## Exercise objective
Copy every record below exactly as written, but leave out the pictures.

## Records provided

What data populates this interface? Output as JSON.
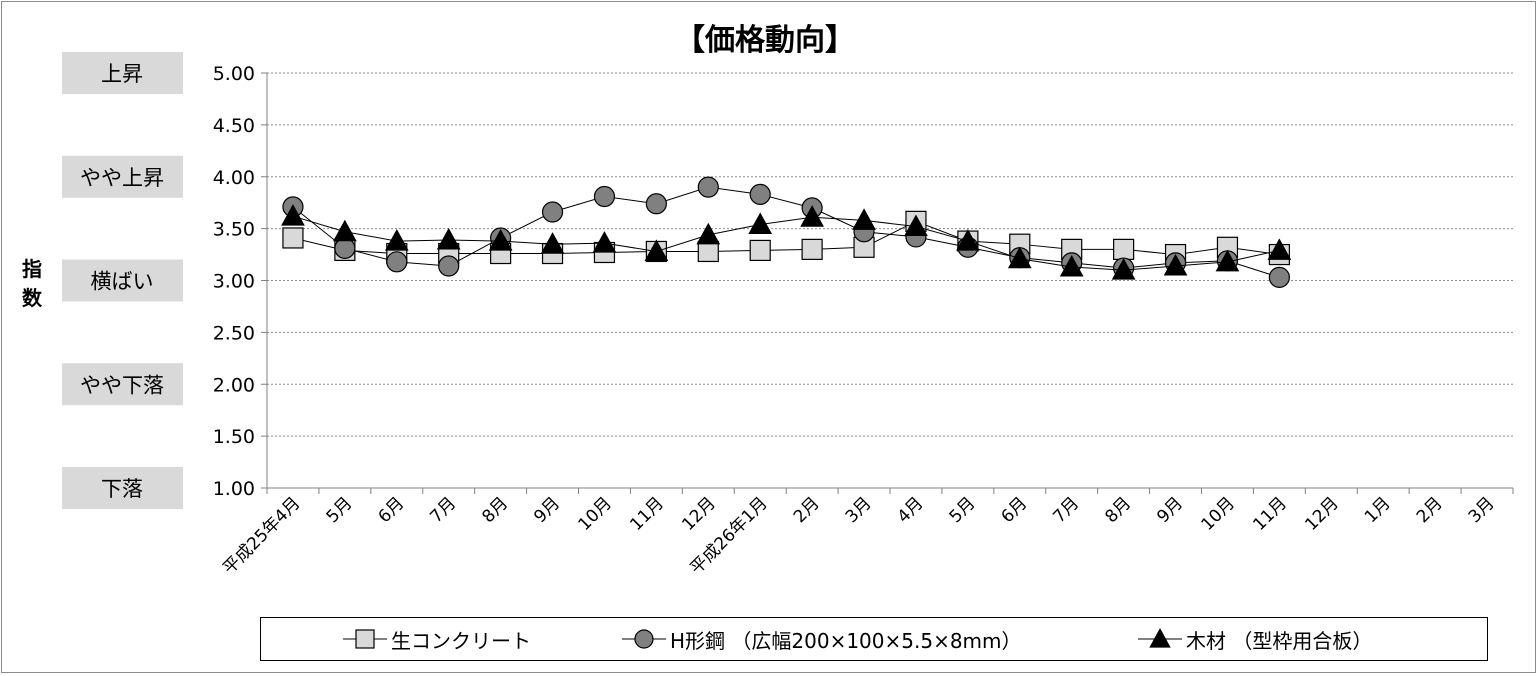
{
  "chart_data": {
    "type": "line",
    "title": "【価格動向】",
    "ylabel": "指数",
    "ylim": [
      1.0,
      5.0
    ],
    "yticks": [
      "1.00",
      "1.50",
      "2.00",
      "2.50",
      "3.00",
      "3.50",
      "4.00",
      "4.50",
      "5.00"
    ],
    "grid": true,
    "legend_position": "bottom",
    "level_labels": [
      {
        "label": "上昇",
        "value": 5.0
      },
      {
        "label": "やや上昇",
        "value": 4.0
      },
      {
        "label": "横ばい",
        "value": 3.0
      },
      {
        "label": "やや下落",
        "value": 2.0
      },
      {
        "label": "下落",
        "value": 1.0
      }
    ],
    "categories": [
      "平成25年4月",
      "5月",
      "6月",
      "7月",
      "8月",
      "9月",
      "10月",
      "11月",
      "12月",
      "平成26年1月",
      "2月",
      "3月",
      "4月",
      "5月",
      "6月",
      "7月",
      "8月",
      "9月",
      "10月",
      "11月",
      "12月",
      "1月",
      "2月",
      "3月"
    ],
    "series": [
      {
        "name": "生コンクリート",
        "marker": "square",
        "fill": "#d9d9d9",
        "values": [
          3.41,
          3.29,
          3.26,
          3.26,
          3.26,
          3.26,
          3.27,
          3.28,
          3.28,
          3.29,
          3.3,
          3.32,
          3.57,
          3.38,
          3.35,
          3.3,
          3.3,
          3.25,
          3.32,
          3.25,
          null,
          null,
          null,
          null
        ]
      },
      {
        "name": "H形鋼 （広幅200×100×5.5×8mm）",
        "marker": "circle",
        "fill": "#808080",
        "values": [
          3.71,
          3.31,
          3.18,
          3.14,
          3.41,
          3.66,
          3.81,
          3.74,
          3.9,
          3.83,
          3.7,
          3.47,
          3.42,
          3.32,
          3.22,
          3.17,
          3.12,
          3.17,
          3.19,
          3.03,
          null,
          null,
          null,
          null
        ]
      },
      {
        "name": "木材 （型枠用合板）",
        "marker": "triangle",
        "fill": "#000000",
        "values": [
          3.62,
          3.47,
          3.38,
          3.39,
          3.38,
          3.35,
          3.36,
          3.28,
          3.44,
          3.54,
          3.61,
          3.58,
          3.52,
          3.38,
          3.21,
          3.13,
          3.1,
          3.14,
          3.18,
          3.29,
          null,
          null,
          null,
          null
        ]
      }
    ]
  }
}
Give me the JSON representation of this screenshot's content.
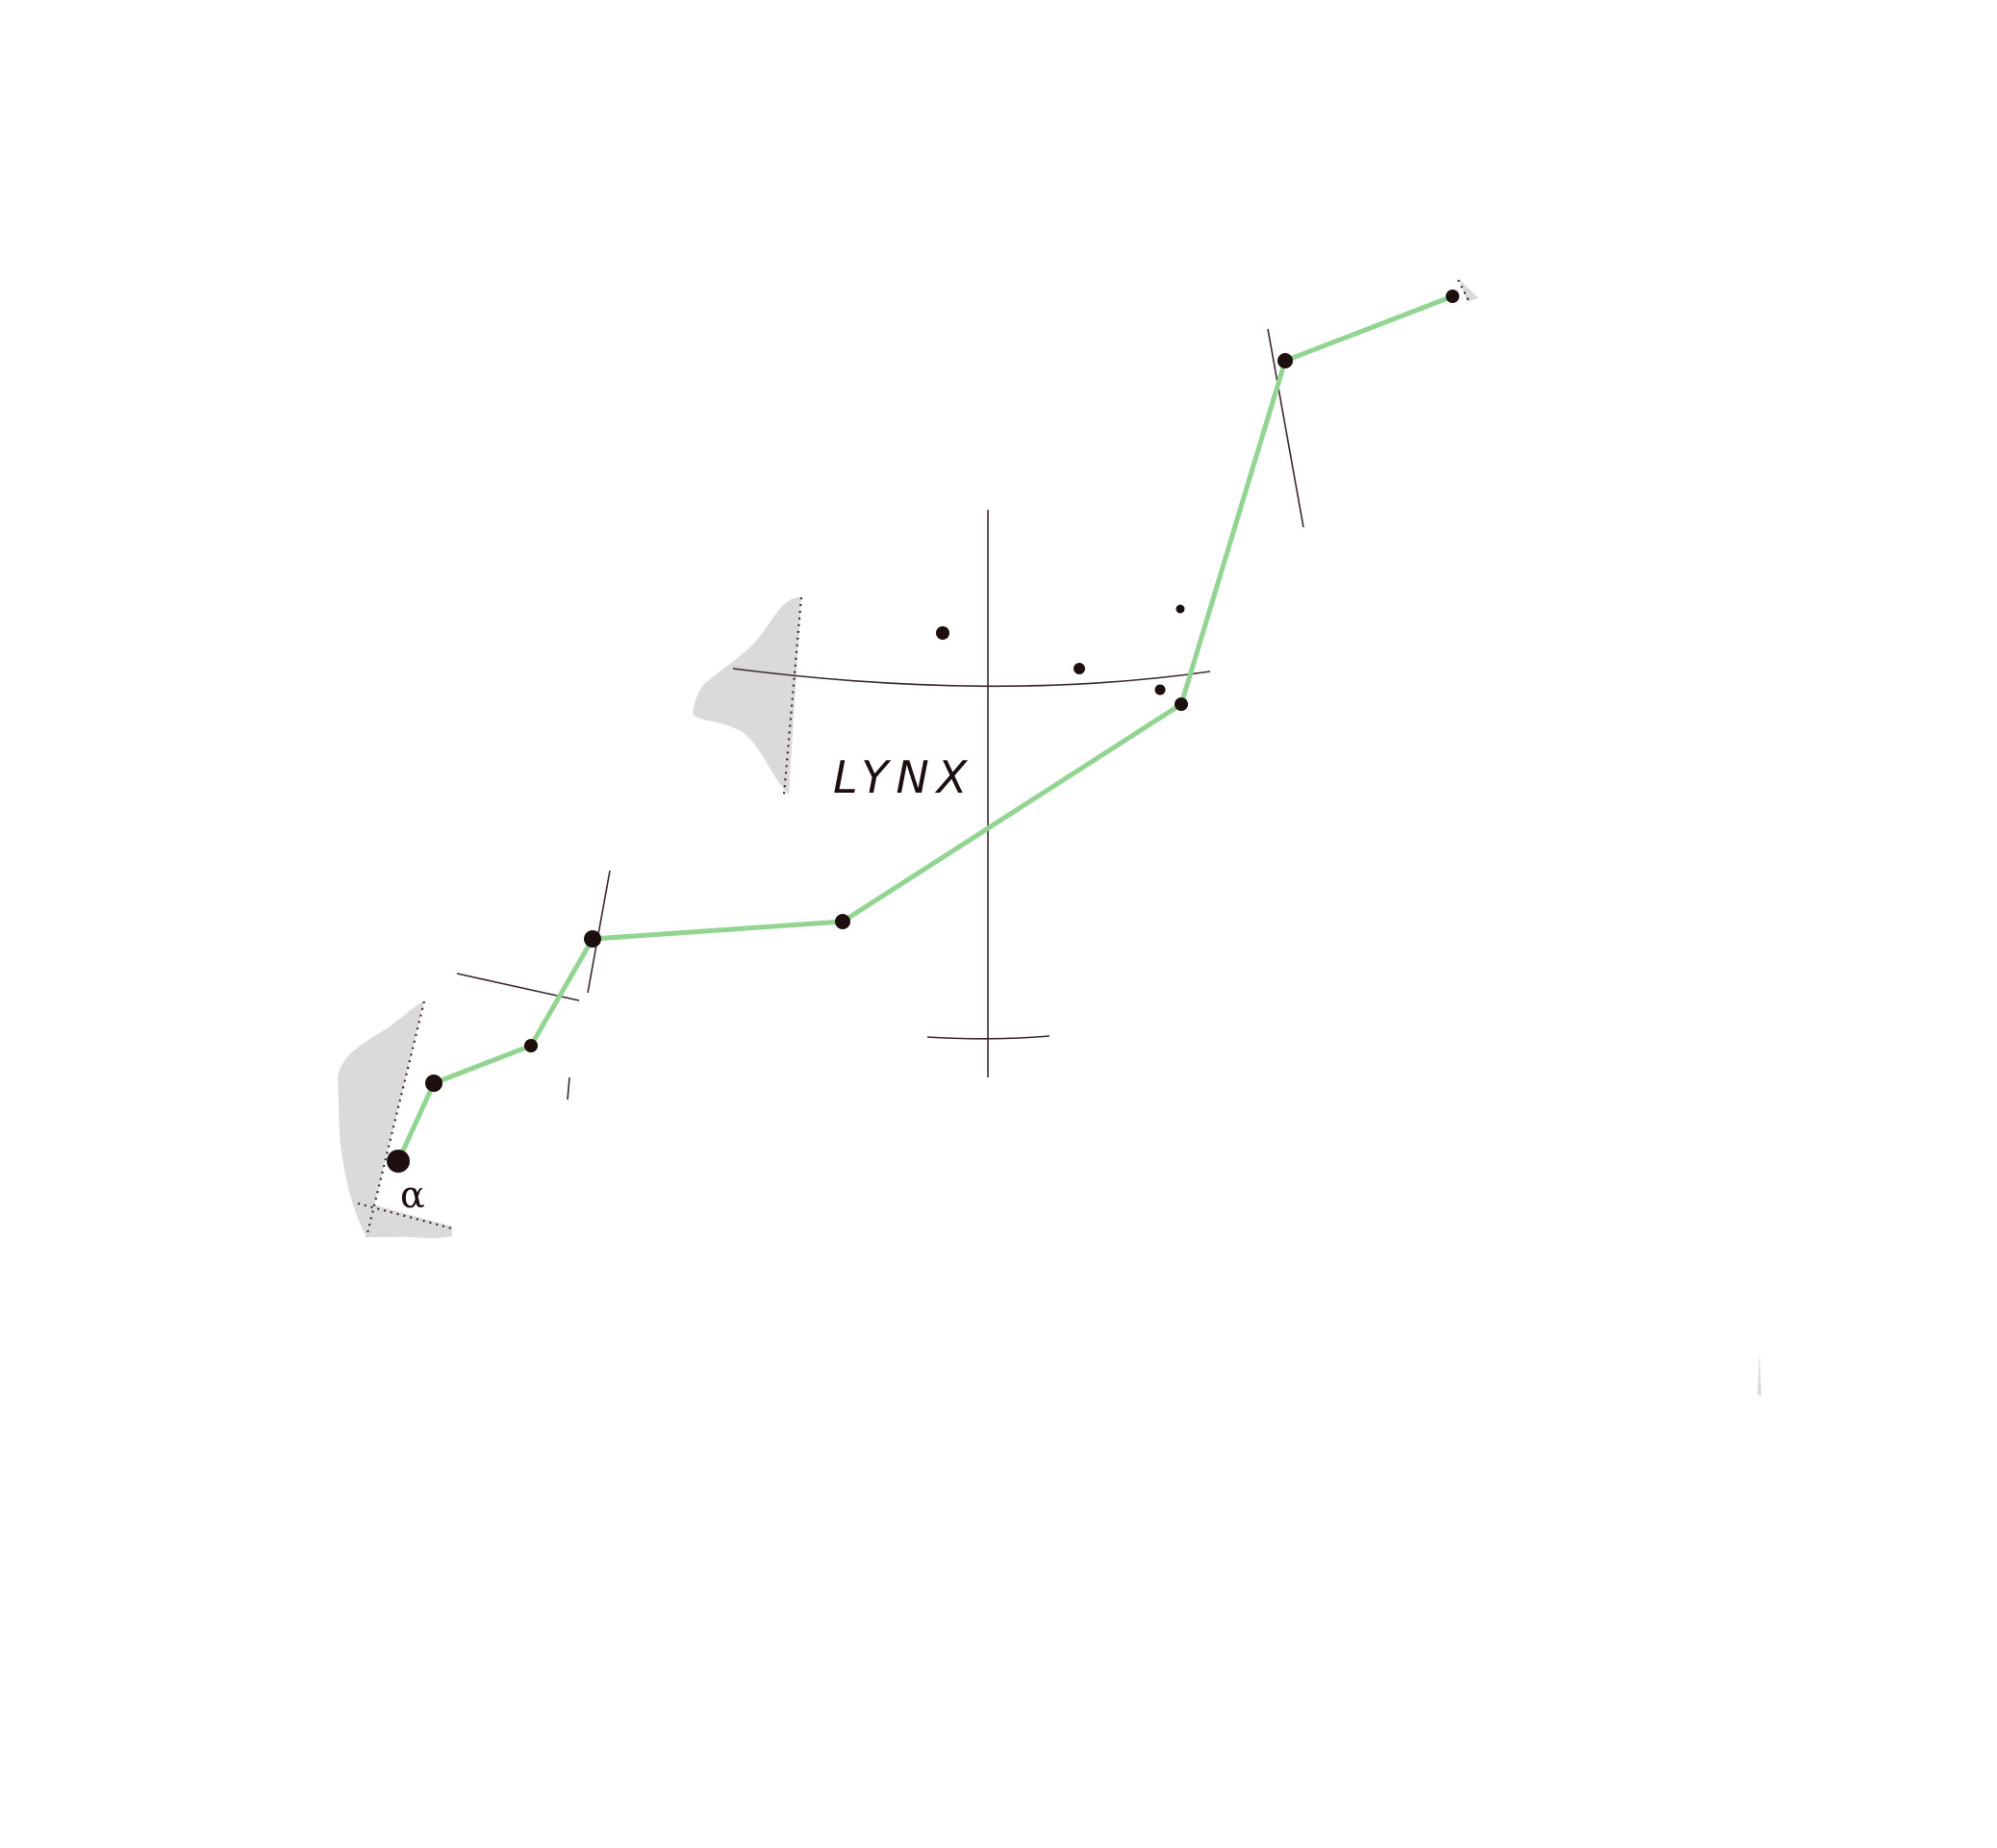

## Finished task
What data populates this interface? Output as JSON.
{
  "chart_data": {
    "type": "line",
    "title": "【価格動向】",
    "ylabel": "指数",
    "ylim": [
      1.0,
      5.0
    ],
    "yticks": [
      "1.00",
      "1.50",
      "2.00",
      "2.50",
      "3.00",
      "3.50",
      "4.00",
      "4.50",
      "5.00"
    ],
    "grid": true,
    "legend_position": "bottom",
    "level_labels": [
      {
        "label": "上昇",
        "value": 5.0
      },
      {
        "label": "やや上昇",
        "value": 4.0
      },
      {
        "label": "横ばい",
        "value": 3.0
      },
      {
        "label": "やや下落",
        "value": 2.0
      },
      {
        "label": "下落",
        "value": 1.0
      }
    ],
    "categories": [
      "平成25年4月",
      "5月",
      "6月",
      "7月",
      "8月",
      "9月",
      "10月",
      "11月",
      "12月",
      "平成26年1月",
      "2月",
      "3月",
      "4月",
      "5月",
      "6月",
      "7月",
      "8月",
      "9月",
      "10月",
      "11月",
      "12月",
      "1月",
      "2月",
      "3月"
    ],
    "series": [
      {
        "name": "生コンクリート",
        "marker": "square",
        "fill": "#d9d9d9",
        "values": [
          3.41,
          3.29,
          3.26,
          3.26,
          3.26,
          3.26,
          3.27,
          3.28,
          3.28,
          3.29,
          3.3,
          3.32,
          3.57,
          3.38,
          3.35,
          3.3,
          3.3,
          3.25,
          3.32,
          3.25,
          null,
          null,
          null,
          null
        ]
      },
      {
        "name": "H形鋼 （広幅200×100×5.5×8mm）",
        "marker": "circle",
        "fill": "#808080",
        "values": [
          3.71,
          3.31,
          3.18,
          3.14,
          3.41,
          3.66,
          3.81,
          3.74,
          3.9,
          3.83,
          3.7,
          3.47,
          3.42,
          3.32,
          3.22,
          3.17,
          3.12,
          3.17,
          3.19,
          3.03,
          null,
          null,
          null,
          null
        ]
      },
      {
        "name": "木材 （型枠用合板）",
        "marker": "triangle",
        "fill": "#000000",
        "values": [
          3.62,
          3.47,
          3.38,
          3.39,
          3.38,
          3.35,
          3.36,
          3.28,
          3.44,
          3.54,
          3.61,
          3.58,
          3.52,
          3.38,
          3.21,
          3.13,
          3.1,
          3.14,
          3.18,
          3.29,
          null,
          null,
          null,
          null
        ]
      }
    ]
  }
}
Give me the JSON representation of this screenshot's content.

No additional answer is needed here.